WHAT IS ASKED — Your task is to transcribe all of the data below exactly, omitting the images.

DATA IN THIS EXERCISE —
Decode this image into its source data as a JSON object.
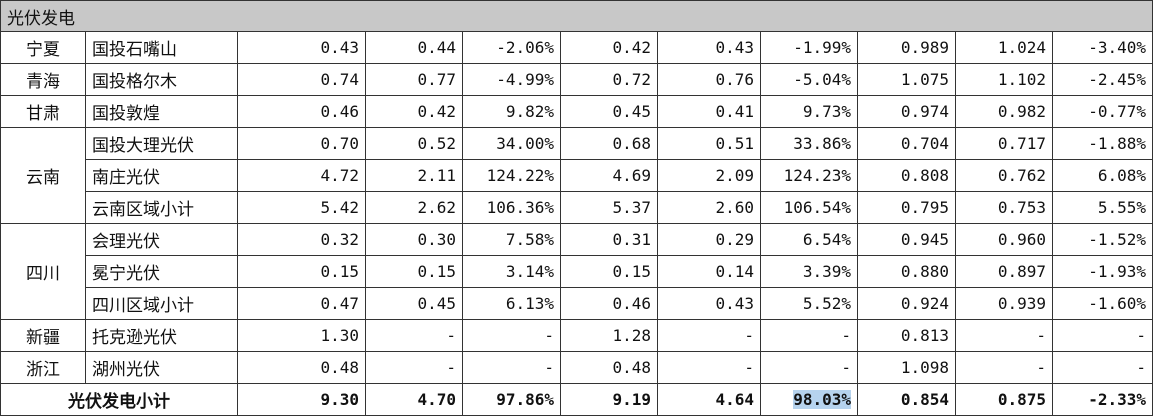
{
  "header": {
    "title": "光伏发电"
  },
  "groups": [
    {
      "region": "宁夏",
      "rows": [
        {
          "name": "国投石嘴山",
          "values": [
            "0.43",
            "0.44",
            "-2.06%",
            "0.42",
            "0.43",
            "-1.99%",
            "0.989",
            "1.024",
            "-3.40%"
          ]
        }
      ]
    },
    {
      "region": "青海",
      "rows": [
        {
          "name": "国投格尔木",
          "values": [
            "0.74",
            "0.77",
            "-4.99%",
            "0.72",
            "0.76",
            "-5.04%",
            "1.075",
            "1.102",
            "-2.45%"
          ]
        }
      ]
    },
    {
      "region": "甘肃",
      "rows": [
        {
          "name": "国投敦煌",
          "values": [
            "0.46",
            "0.42",
            "9.82%",
            "0.45",
            "0.41",
            "9.73%",
            "0.974",
            "0.982",
            "-0.77%"
          ]
        }
      ]
    },
    {
      "region": "云南",
      "rows": [
        {
          "name": "国投大理光伏",
          "values": [
            "0.70",
            "0.52",
            "34.00%",
            "0.68",
            "0.51",
            "33.86%",
            "0.704",
            "0.717",
            "-1.88%"
          ]
        },
        {
          "name": "南庄光伏",
          "values": [
            "4.72",
            "2.11",
            "124.22%",
            "4.69",
            "2.09",
            "124.23%",
            "0.808",
            "0.762",
            "6.08%"
          ]
        },
        {
          "name": "云南区域小计",
          "values": [
            "5.42",
            "2.62",
            "106.36%",
            "5.37",
            "2.60",
            "106.54%",
            "0.795",
            "0.753",
            "5.55%"
          ]
        }
      ]
    },
    {
      "region": "四川",
      "rows": [
        {
          "name": "会理光伏",
          "values": [
            "0.32",
            "0.30",
            "7.58%",
            "0.31",
            "0.29",
            "6.54%",
            "0.945",
            "0.960",
            "-1.52%"
          ]
        },
        {
          "name": "冕宁光伏",
          "values": [
            "0.15",
            "0.15",
            "3.14%",
            "0.15",
            "0.14",
            "3.39%",
            "0.880",
            "0.897",
            "-1.93%"
          ]
        },
        {
          "name": "四川区域小计",
          "values": [
            "0.47",
            "0.45",
            "6.13%",
            "0.46",
            "0.43",
            "5.52%",
            "0.924",
            "0.939",
            "-1.60%"
          ]
        }
      ]
    },
    {
      "region": "新疆",
      "rows": [
        {
          "name": "托克逊光伏",
          "values": [
            "1.30",
            "-",
            "-",
            "1.28",
            "-",
            "-",
            "0.813",
            "-",
            "-"
          ]
        }
      ]
    },
    {
      "region": "浙江",
      "rows": [
        {
          "name": "湖州光伏",
          "values": [
            "0.48",
            "-",
            "-",
            "0.48",
            "-",
            "-",
            "1.098",
            "-",
            "-"
          ]
        }
      ]
    }
  ],
  "total": {
    "label": "光伏发电小计",
    "values": [
      "9.30",
      "4.70",
      "97.86%",
      "9.19",
      "4.64",
      "98.03%",
      "0.854",
      "0.875",
      "-2.33%"
    ]
  }
}
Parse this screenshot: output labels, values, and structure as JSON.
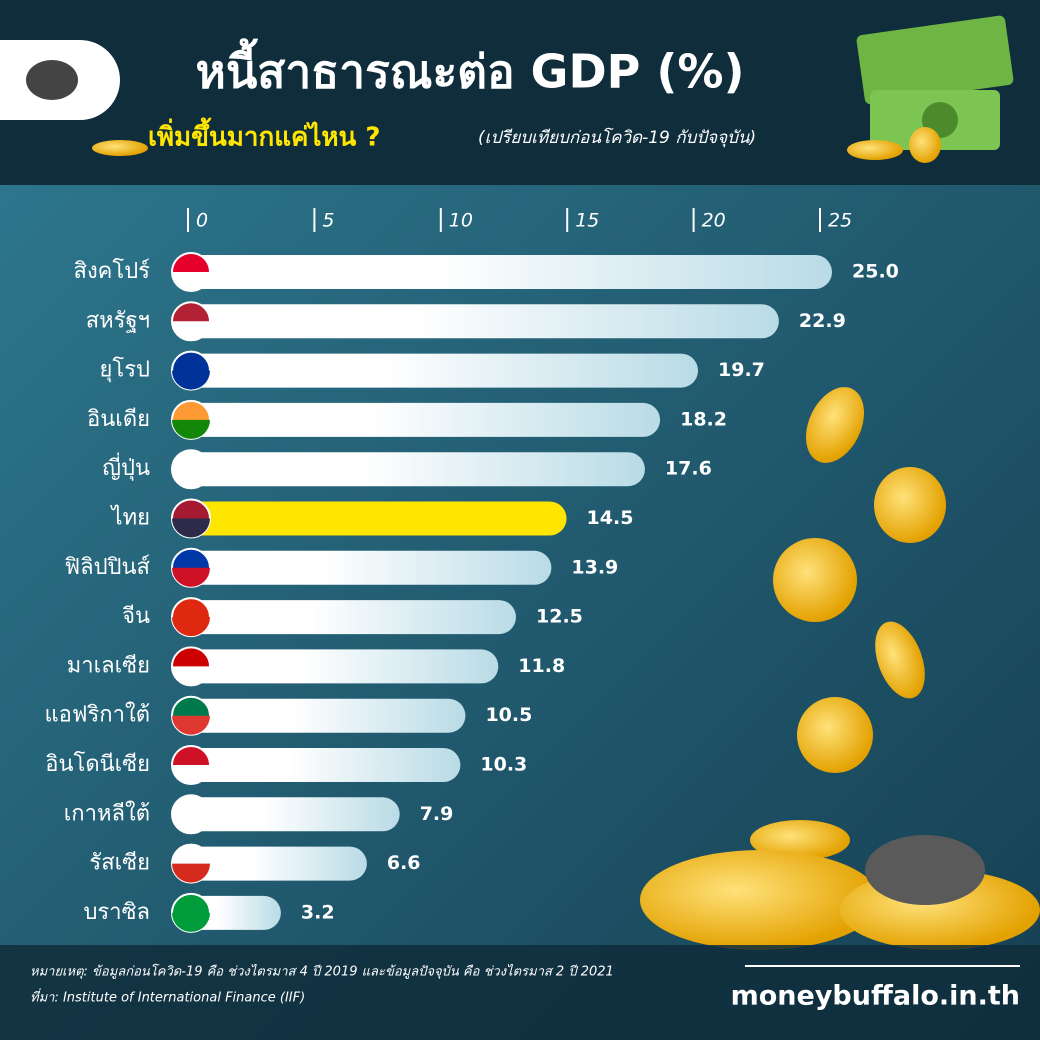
{
  "chart_data": {
    "type": "bar",
    "orientation": "horizontal",
    "title": "หนี้สาธารณะต่อ GDP (%)",
    "subtitle": "เพิ่มขึ้นมากแค่ไหน ?",
    "subtitle_note": "(เปรียบเทียบก่อนโควิด-19 กับปัจจุบัน)",
    "categories": [
      "สิงคโปร์",
      "สหรัฐฯ",
      "ยุโรป",
      "อินเดีย",
      "ญี่ปุ่น",
      "ไทย",
      "ฟิลิปปินส์",
      "จีน",
      "มาเลเซีย",
      "แอฟริกาใต้",
      "อินโดนีเซีย",
      "เกาหลีใต้",
      "รัสเซีย",
      "บราซิล"
    ],
    "values": [
      25.0,
      22.9,
      19.7,
      18.2,
      17.6,
      14.5,
      13.9,
      12.5,
      11.8,
      10.5,
      10.3,
      7.9,
      6.6,
      3.2
    ],
    "value_labels": [
      "25.0",
      "22.9",
      "19.7",
      "18.2",
      "17.6",
      "14.5",
      "13.9",
      "12.5",
      "11.8",
      "10.5",
      "10.3",
      "7.9",
      "6.6",
      "3.2"
    ],
    "bar_colors": [
      "#ffffff",
      "#ffffff",
      "#ffffff",
      "#ffffff",
      "#ffffff",
      "#ffe600",
      "#ffffff",
      "#ffffff",
      "#ffffff",
      "#ffffff",
      "#ffffff",
      "#ffffff",
      "#ffffff",
      "#ffffff"
    ],
    "xlim": [
      0,
      25
    ],
    "xticks": [
      0,
      5,
      10,
      15,
      20,
      25
    ],
    "grid": false,
    "notes": [
      "หมายเหตุ: ข้อมูลก่อนโควิด-19 คือ ช่วงไตรมาส 4 ปี 2019 และข้อมูลปัจจุบัน คือ ช่วงไตรมาส 2 ปี 2021",
      "ที่มา: Institute of International Finance (IIF)"
    ],
    "brand": "moneybuffalo.in.th"
  }
}
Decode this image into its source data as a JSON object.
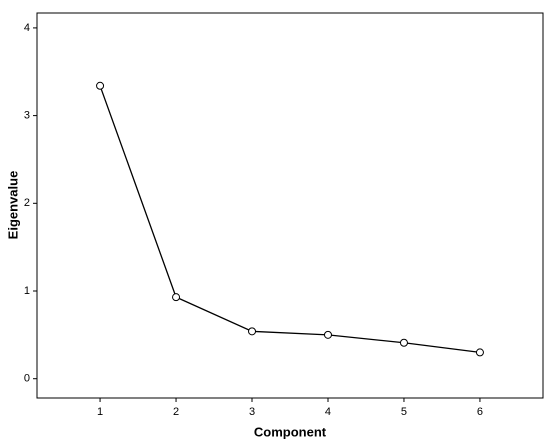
{
  "chart_data": {
    "type": "line",
    "x_label": "Component",
    "y_label": "Eigenvalue",
    "x": [
      1,
      2,
      3,
      4,
      5,
      6
    ],
    "values": [
      3.34,
      0.93,
      0.54,
      0.5,
      0.41,
      0.3
    ],
    "color": "#000000",
    "xlim": [
      0.17,
      6.83
    ],
    "xticks": [
      1,
      2,
      3,
      4,
      5,
      6
    ],
    "ylim": [
      -0.22,
      4.17
    ],
    "yticks": [
      0,
      1,
      2,
      3,
      4
    ],
    "grid": false,
    "markers": "open-circle"
  }
}
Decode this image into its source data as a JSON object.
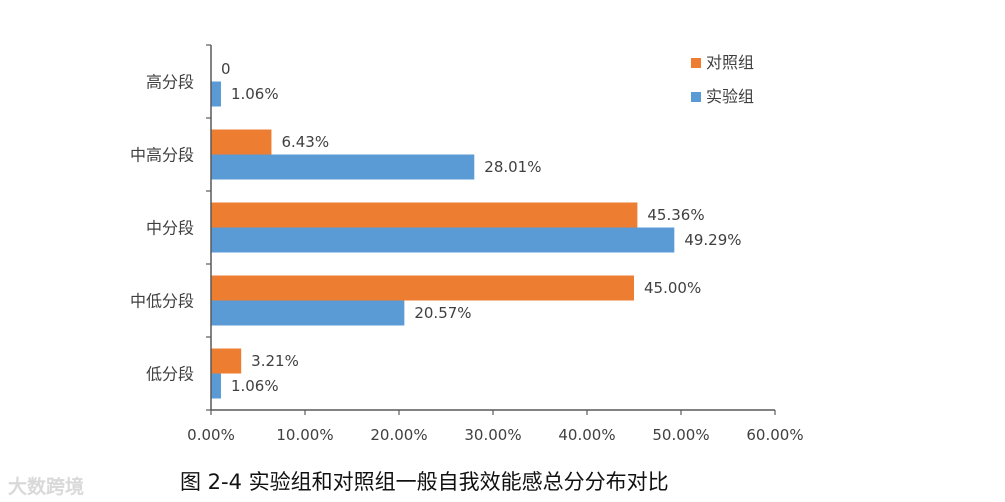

FINAL RESULT —
Decode this image into its source data as a JSON object.
{
  "header": {
    "title": "光伏发电"
  },
  "groups": [
    {
      "region": "宁夏",
      "rows": [
        {
          "name": "国投石嘴山",
          "values": [
            "0.43",
            "0.44",
            "-2.06%",
            "0.42",
            "0.43",
            "-1.99%",
            "0.989",
            "1.024",
            "-3.40%"
          ]
        }
      ]
    },
    {
      "region": "青海",
      "rows": [
        {
          "name": "国投格尔木",
          "values": [
            "0.74",
            "0.77",
            "-4.99%",
            "0.72",
            "0.76",
            "-5.04%",
            "1.075",
            "1.102",
            "-2.45%"
          ]
        }
      ]
    },
    {
      "region": "甘肃",
      "rows": [
        {
          "name": "国投敦煌",
          "values": [
            "0.46",
            "0.42",
            "9.82%",
            "0.45",
            "0.41",
            "9.73%",
            "0.974",
            "0.982",
            "-0.77%"
          ]
        }
      ]
    },
    {
      "region": "云南",
      "rows": [
        {
          "name": "国投大理光伏",
          "values": [
            "0.70",
            "0.52",
            "34.00%",
            "0.68",
            "0.51",
            "33.86%",
            "0.704",
            "0.717",
            "-1.88%"
          ]
        },
        {
          "name": "南庄光伏",
          "values": [
            "4.72",
            "2.11",
            "124.22%",
            "4.69",
            "2.09",
            "124.23%",
            "0.808",
            "0.762",
            "6.08%"
          ]
        },
        {
          "name": "云南区域小计",
          "values": [
            "5.42",
            "2.62",
            "106.36%",
            "5.37",
            "2.60",
            "106.54%",
            "0.795",
            "0.753",
            "5.55%"
          ]
        }
      ]
    },
    {
      "region": "四川",
      "rows": [
        {
          "name": "会理光伏",
          "values": [
            "0.32",
            "0.30",
            "7.58%",
            "0.31",
            "0.29",
            "6.54%",
            "0.945",
            "0.960",
            "-1.52%"
          ]
        },
        {
          "name": "冕宁光伏",
          "values": [
            "0.15",
            "0.15",
            "3.14%",
            "0.15",
            "0.14",
            "3.39%",
            "0.880",
            "0.897",
            "-1.93%"
          ]
        },
        {
          "name": "四川区域小计",
          "values": [
            "0.47",
            "0.45",
            "6.13%",
            "0.46",
            "0.43",
            "5.52%",
            "0.924",
            "0.939",
            "-1.60%"
          ]
        }
      ]
    },
    {
      "region": "新疆",
      "rows": [
        {
          "name": "托克逊光伏",
          "values": [
            "1.30",
            "-",
            "-",
            "1.28",
            "-",
            "-",
            "0.813",
            "-",
            "-"
          ]
        }
      ]
    },
    {
      "region": "浙江",
      "rows": [
        {
          "name": "湖州光伏",
          "values": [
            "0.48",
            "-",
            "-",
            "0.48",
            "-",
            "-",
            "1.098",
            "-",
            "-"
          ]
        }
      ]
    }
  ],
  "total": {
    "label": "光伏发电小计",
    "values": [
      "9.30",
      "4.70",
      "97.86%",
      "9.19",
      "4.64",
      "98.03%",
      "0.854",
      "0.875",
      "-2.33%"
    ]
  }
}
Parse this screenshot: output labels, values, and structure as JSON.
{
  "chart_data": {
    "type": "bar",
    "orientation": "horizontal",
    "title": "หนี้สาธารณะต่อ GDP (%)",
    "subtitle": "เพิ่มขึ้นมากแค่ไหน ?",
    "subtitle_note": "(เปรียบเทียบก่อนโควิด-19 กับปัจจุบัน)",
    "categories": [
      "สิงคโปร์",
      "สหรัฐฯ",
      "ยุโรป",
      "อินเดีย",
      "ญี่ปุ่น",
      "ไทย",
      "ฟิลิปปินส์",
      "จีน",
      "มาเลเซีย",
      "แอฟริกาใต้",
      "อินโดนีเซีย",
      "เกาหลีใต้",
      "รัสเซีย",
      "บราซิล"
    ],
    "values": [
      25.0,
      22.9,
      19.7,
      18.2,
      17.6,
      14.5,
      13.9,
      12.5,
      11.8,
      10.5,
      10.3,
      7.9,
      6.6,
      3.2
    ],
    "value_labels": [
      "25.0",
      "22.9",
      "19.7",
      "18.2",
      "17.6",
      "14.5",
      "13.9",
      "12.5",
      "11.8",
      "10.5",
      "10.3",
      "7.9",
      "6.6",
      "3.2"
    ],
    "bar_colors": [
      "#ffffff",
      "#ffffff",
      "#ffffff",
      "#ffffff",
      "#ffffff",
      "#ffe600",
      "#ffffff",
      "#ffffff",
      "#ffffff",
      "#ffffff",
      "#ffffff",
      "#ffffff",
      "#ffffff",
      "#ffffff"
    ],
    "xlim": [
      0,
      25
    ],
    "xticks": [
      0,
      5,
      10,
      15,
      20,
      25
    ],
    "grid": false,
    "notes": [
      "หมายเหตุ: ข้อมูลก่อนโควิด-19 คือ ช่วงไตรมาส 4 ปี 2019 และข้อมูลปัจจุบัน คือ ช่วงไตรมาส 2 ปี 2021",
      "ที่มา: Institute of International Finance (IIF)"
    ],
    "brand": "moneybuffalo.in.th"
  }
}
Decode this image into its source data as a JSON object.
{
  "chart_data": {
    "type": "line",
    "x_label": "Component",
    "y_label": "Eigenvalue",
    "x": [
      1,
      2,
      3,
      4,
      5,
      6
    ],
    "values": [
      3.34,
      0.93,
      0.54,
      0.5,
      0.41,
      0.3
    ],
    "color": "#000000",
    "xlim": [
      0.17,
      6.83
    ],
    "xticks": [
      1,
      2,
      3,
      4,
      5,
      6
    ],
    "ylim": [
      -0.22,
      4.17
    ],
    "yticks": [
      0,
      1,
      2,
      3,
      4
    ],
    "grid": false,
    "markers": "open-circle"
  }
}
Decode this image into its source data as a JSON object.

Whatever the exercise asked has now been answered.